-- Stated task --
Leave out the pictures, then reproduce the rest of the material exactly.

-- Data provided --
★ ★ ★ ★

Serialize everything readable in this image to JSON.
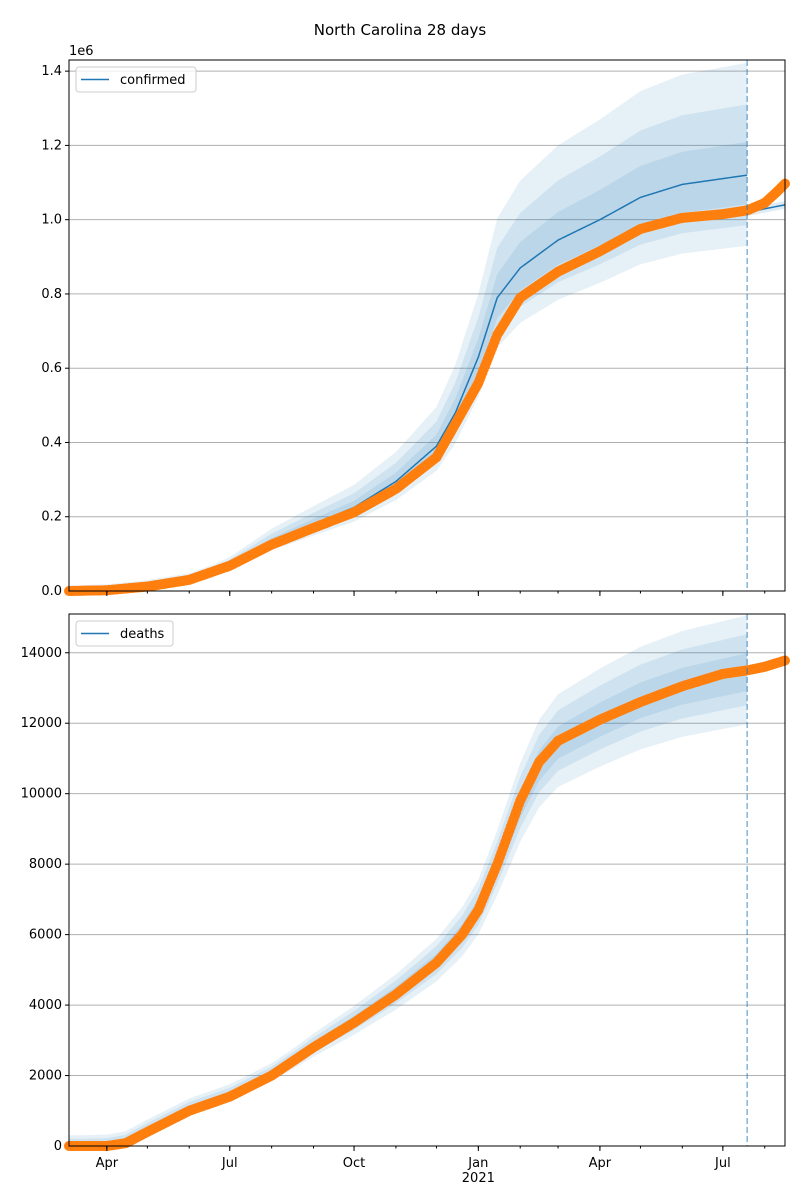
{
  "chart_data": [
    {
      "type": "line",
      "title": "North Carolina 28 days",
      "offset_label": "1e6",
      "legend": {
        "label": "confirmed",
        "placement": "top-left"
      },
      "ylim": [
        0,
        1430000
      ],
      "yticks": [
        0,
        200000,
        400000,
        600000,
        800000,
        1000000,
        1200000,
        1400000
      ],
      "ytick_labels": [
        "0.0",
        "0.2",
        "0.4",
        "0.6",
        "0.8",
        "1.0",
        "1.2",
        "1.4"
      ],
      "xlim": [
        "2020-03-04",
        "2021-08-16"
      ],
      "forecast_start": "2021-07-19",
      "grid": "y",
      "observed": [
        [
          "2020-03-04",
          0
        ],
        [
          "2020-04-01",
          2000
        ],
        [
          "2020-05-01",
          12000
        ],
        [
          "2020-06-01",
          30000
        ],
        [
          "2020-07-01",
          68000
        ],
        [
          "2020-08-01",
          125000
        ],
        [
          "2020-09-01",
          170000
        ],
        [
          "2020-10-01",
          212000
        ],
        [
          "2020-11-01",
          275000
        ],
        [
          "2020-12-01",
          360000
        ],
        [
          "2020-12-15",
          450000
        ],
        [
          "2021-01-01",
          560000
        ],
        [
          "2021-01-15",
          690000
        ],
        [
          "2021-02-01",
          790000
        ],
        [
          "2021-03-01",
          860000
        ],
        [
          "2021-04-01",
          915000
        ],
        [
          "2021-05-01",
          975000
        ],
        [
          "2021-06-01",
          1005000
        ],
        [
          "2021-07-01",
          1015000
        ],
        [
          "2021-07-19",
          1025000
        ],
        [
          "2021-08-01",
          1045000
        ],
        [
          "2021-08-10",
          1075000
        ],
        [
          "2021-08-16",
          1097000
        ]
      ],
      "median_fit": [
        [
          "2020-03-04",
          0
        ],
        [
          "2020-04-01",
          3000
        ],
        [
          "2020-05-01",
          14000
        ],
        [
          "2020-06-01",
          33000
        ],
        [
          "2020-07-01",
          72000
        ],
        [
          "2020-08-01",
          132000
        ],
        [
          "2020-09-01",
          180000
        ],
        [
          "2020-10-01",
          225000
        ],
        [
          "2020-11-01",
          295000
        ],
        [
          "2020-12-01",
          390000
        ],
        [
          "2020-12-15",
          480000
        ],
        [
          "2021-01-01",
          630000
        ],
        [
          "2021-01-15",
          790000
        ],
        [
          "2021-02-01",
          870000
        ],
        [
          "2021-03-01",
          945000
        ],
        [
          "2021-04-01",
          1000000
        ],
        [
          "2021-05-01",
          1060000
        ],
        [
          "2021-06-01",
          1095000
        ],
        [
          "2021-07-19",
          1120000
        ]
      ],
      "forecast": [
        [
          "2021-07-19",
          1020000
        ],
        [
          "2021-08-16",
          1040000
        ]
      ],
      "band_ratios": [
        [
          0.93,
          1.08
        ],
        [
          0.88,
          1.17
        ],
        [
          0.83,
          1.27
        ]
      ],
      "band_min_width": [
        5000,
        10000,
        15000
      ],
      "xticks": [
        [
          "2020-04-01",
          "Apr"
        ],
        [
          "2020-07-01",
          "Jul"
        ],
        [
          "2020-10-01",
          "Oct"
        ],
        [
          "2021-01-01",
          "Jan"
        ],
        [
          "2021-04-01",
          "Apr"
        ],
        [
          "2021-07-01",
          "Jul"
        ]
      ],
      "show_xtick_labels": false
    },
    {
      "type": "line",
      "legend": {
        "label": "deaths",
        "placement": "top-left"
      },
      "ylim": [
        0,
        15100
      ],
      "yticks": [
        0,
        2000,
        4000,
        6000,
        8000,
        10000,
        12000,
        14000
      ],
      "ytick_labels": [
        "0",
        "2000",
        "4000",
        "6000",
        "8000",
        "10000",
        "12000",
        "14000"
      ],
      "xlim": [
        "2020-03-04",
        "2021-08-16"
      ],
      "forecast_start": "2021-07-19",
      "grid": "y",
      "observed": [
        [
          "2020-03-04",
          0
        ],
        [
          "2020-04-01",
          0
        ],
        [
          "2020-04-15",
          80
        ],
        [
          "2020-05-01",
          400
        ],
        [
          "2020-06-01",
          1000
        ],
        [
          "2020-07-01",
          1400
        ],
        [
          "2020-08-01",
          2000
        ],
        [
          "2020-09-01",
          2800
        ],
        [
          "2020-10-01",
          3500
        ],
        [
          "2020-11-01",
          4300
        ],
        [
          "2020-12-01",
          5200
        ],
        [
          "2020-12-20",
          6000
        ],
        [
          "2021-01-01",
          6700
        ],
        [
          "2021-01-15",
          8000
        ],
        [
          "2021-02-01",
          9800
        ],
        [
          "2021-02-15",
          10900
        ],
        [
          "2021-03-01",
          11500
        ],
        [
          "2021-04-01",
          12100
        ],
        [
          "2021-05-01",
          12600
        ],
        [
          "2021-06-01",
          13050
        ],
        [
          "2021-07-01",
          13400
        ],
        [
          "2021-07-19",
          13500
        ],
        [
          "2021-08-01",
          13600
        ],
        [
          "2021-08-16",
          13780
        ]
      ],
      "median_fit": [
        [
          "2020-03-04",
          0
        ],
        [
          "2020-04-01",
          20
        ],
        [
          "2020-04-15",
          120
        ],
        [
          "2020-05-01",
          450
        ],
        [
          "2020-06-01",
          1050
        ],
        [
          "2020-07-01",
          1450
        ],
        [
          "2020-08-01",
          2050
        ],
        [
          "2020-09-01",
          2850
        ],
        [
          "2020-10-01",
          3550
        ],
        [
          "2020-11-01",
          4350
        ],
        [
          "2020-12-01",
          5250
        ],
        [
          "2020-12-20",
          6050
        ],
        [
          "2021-01-01",
          6750
        ],
        [
          "2021-01-15",
          8000
        ],
        [
          "2021-02-01",
          9700
        ],
        [
          "2021-02-15",
          10800
        ],
        [
          "2021-03-01",
          11450
        ],
        [
          "2021-04-01",
          12100
        ],
        [
          "2021-05-01",
          12650
        ],
        [
          "2021-06-01",
          13050
        ],
        [
          "2021-07-19",
          13450
        ]
      ],
      "forecast": [
        [
          "2021-07-19",
          13500
        ],
        [
          "2021-08-16",
          13780
        ]
      ],
      "band_ratios": [
        [
          0.96,
          1.04
        ],
        [
          0.93,
          1.08
        ],
        [
          0.89,
          1.12
        ]
      ],
      "band_min_width": [
        100,
        200,
        300
      ],
      "xticks": [
        [
          "2020-04-01",
          "Apr"
        ],
        [
          "2020-07-01",
          "Jul"
        ],
        [
          "2020-10-01",
          "Oct"
        ],
        [
          "2021-01-01",
          "Jan"
        ],
        [
          "2021-04-01",
          "Apr"
        ],
        [
          "2021-07-01",
          "Jul"
        ]
      ],
      "year_label": "2021",
      "show_xtick_labels": true
    }
  ]
}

★ ★ ★ ★

-- The completed task --
Serialize everything readable in this image to JSON.
{
  "chart_data": [
    {
      "type": "line",
      "title": "North Carolina 28 days",
      "offset_label": "1e6",
      "legend": {
        "label": "confirmed",
        "placement": "top-left"
      },
      "ylim": [
        0,
        1430000
      ],
      "yticks": [
        0,
        200000,
        400000,
        600000,
        800000,
        1000000,
        1200000,
        1400000
      ],
      "ytick_labels": [
        "0.0",
        "0.2",
        "0.4",
        "0.6",
        "0.8",
        "1.0",
        "1.2",
        "1.4"
      ],
      "xlim": [
        "2020-03-04",
        "2021-08-16"
      ],
      "forecast_start": "2021-07-19",
      "grid": "y",
      "observed": [
        [
          "2020-03-04",
          0
        ],
        [
          "2020-04-01",
          2000
        ],
        [
          "2020-05-01",
          12000
        ],
        [
          "2020-06-01",
          30000
        ],
        [
          "2020-07-01",
          68000
        ],
        [
          "2020-08-01",
          125000
        ],
        [
          "2020-09-01",
          170000
        ],
        [
          "2020-10-01",
          212000
        ],
        [
          "2020-11-01",
          275000
        ],
        [
          "2020-12-01",
          360000
        ],
        [
          "2020-12-15",
          450000
        ],
        [
          "2021-01-01",
          560000
        ],
        [
          "2021-01-15",
          690000
        ],
        [
          "2021-02-01",
          790000
        ],
        [
          "2021-03-01",
          860000
        ],
        [
          "2021-04-01",
          915000
        ],
        [
          "2021-05-01",
          975000
        ],
        [
          "2021-06-01",
          1005000
        ],
        [
          "2021-07-01",
          1015000
        ],
        [
          "2021-07-19",
          1025000
        ],
        [
          "2021-08-01",
          1045000
        ],
        [
          "2021-08-10",
          1075000
        ],
        [
          "2021-08-16",
          1097000
        ]
      ],
      "median_fit": [
        [
          "2020-03-04",
          0
        ],
        [
          "2020-04-01",
          3000
        ],
        [
          "2020-05-01",
          14000
        ],
        [
          "2020-06-01",
          33000
        ],
        [
          "2020-07-01",
          72000
        ],
        [
          "2020-08-01",
          132000
        ],
        [
          "2020-09-01",
          180000
        ],
        [
          "2020-10-01",
          225000
        ],
        [
          "2020-11-01",
          295000
        ],
        [
          "2020-12-01",
          390000
        ],
        [
          "2020-12-15",
          480000
        ],
        [
          "2021-01-01",
          630000
        ],
        [
          "2021-01-15",
          790000
        ],
        [
          "2021-02-01",
          870000
        ],
        [
          "2021-03-01",
          945000
        ],
        [
          "2021-04-01",
          1000000
        ],
        [
          "2021-05-01",
          1060000
        ],
        [
          "2021-06-01",
          1095000
        ],
        [
          "2021-07-19",
          1120000
        ]
      ],
      "forecast": [
        [
          "2021-07-19",
          1020000
        ],
        [
          "2021-08-16",
          1040000
        ]
      ],
      "band_ratios": [
        [
          0.93,
          1.08
        ],
        [
          0.88,
          1.17
        ],
        [
          0.83,
          1.27
        ]
      ],
      "band_min_width": [
        5000,
        10000,
        15000
      ],
      "xticks": [
        [
          "2020-04-01",
          "Apr"
        ],
        [
          "2020-07-01",
          "Jul"
        ],
        [
          "2020-10-01",
          "Oct"
        ],
        [
          "2021-01-01",
          "Jan"
        ],
        [
          "2021-04-01",
          "Apr"
        ],
        [
          "2021-07-01",
          "Jul"
        ]
      ],
      "show_xtick_labels": false
    },
    {
      "type": "line",
      "legend": {
        "label": "deaths",
        "placement": "top-left"
      },
      "ylim": [
        0,
        15100
      ],
      "yticks": [
        0,
        2000,
        4000,
        6000,
        8000,
        10000,
        12000,
        14000
      ],
      "ytick_labels": [
        "0",
        "2000",
        "4000",
        "6000",
        "8000",
        "10000",
        "12000",
        "14000"
      ],
      "xlim": [
        "2020-03-04",
        "2021-08-16"
      ],
      "forecast_start": "2021-07-19",
      "grid": "y",
      "observed": [
        [
          "2020-03-04",
          0
        ],
        [
          "2020-04-01",
          0
        ],
        [
          "2020-04-15",
          80
        ],
        [
          "2020-05-01",
          400
        ],
        [
          "2020-06-01",
          1000
        ],
        [
          "2020-07-01",
          1400
        ],
        [
          "2020-08-01",
          2000
        ],
        [
          "2020-09-01",
          2800
        ],
        [
          "2020-10-01",
          3500
        ],
        [
          "2020-11-01",
          4300
        ],
        [
          "2020-12-01",
          5200
        ],
        [
          "2020-12-20",
          6000
        ],
        [
          "2021-01-01",
          6700
        ],
        [
          "2021-01-15",
          8000
        ],
        [
          "2021-02-01",
          9800
        ],
        [
          "2021-02-15",
          10900
        ],
        [
          "2021-03-01",
          11500
        ],
        [
          "2021-04-01",
          12100
        ],
        [
          "2021-05-01",
          12600
        ],
        [
          "2021-06-01",
          13050
        ],
        [
          "2021-07-01",
          13400
        ],
        [
          "2021-07-19",
          13500
        ],
        [
          "2021-08-01",
          13600
        ],
        [
          "2021-08-16",
          13780
        ]
      ],
      "median_fit": [
        [
          "2020-03-04",
          0
        ],
        [
          "2020-04-01",
          20
        ],
        [
          "2020-04-15",
          120
        ],
        [
          "2020-05-01",
          450
        ],
        [
          "2020-06-01",
          1050
        ],
        [
          "2020-07-01",
          1450
        ],
        [
          "2020-08-01",
          2050
        ],
        [
          "2020-09-01",
          2850
        ],
        [
          "2020-10-01",
          3550
        ],
        [
          "2020-11-01",
          4350
        ],
        [
          "2020-12-01",
          5250
        ],
        [
          "2020-12-20",
          6050
        ],
        [
          "2021-01-01",
          6750
        ],
        [
          "2021-01-15",
          8000
        ],
        [
          "2021-02-01",
          9700
        ],
        [
          "2021-02-15",
          10800
        ],
        [
          "2021-03-01",
          11450
        ],
        [
          "2021-04-01",
          12100
        ],
        [
          "2021-05-01",
          12650
        ],
        [
          "2021-06-01",
          13050
        ],
        [
          "2021-07-19",
          13450
        ]
      ],
      "forecast": [
        [
          "2021-07-19",
          13500
        ],
        [
          "2021-08-16",
          13780
        ]
      ],
      "band_ratios": [
        [
          0.96,
          1.04
        ],
        [
          0.93,
          1.08
        ],
        [
          0.89,
          1.12
        ]
      ],
      "band_min_width": [
        100,
        200,
        300
      ],
      "xticks": [
        [
          "2020-04-01",
          "Apr"
        ],
        [
          "2020-07-01",
          "Jul"
        ],
        [
          "2020-10-01",
          "Oct"
        ],
        [
          "2021-01-01",
          "Jan"
        ],
        [
          "2021-04-01",
          "Apr"
        ],
        [
          "2021-07-01",
          "Jul"
        ]
      ],
      "year_label": "2021",
      "show_xtick_labels": true
    }
  ]
}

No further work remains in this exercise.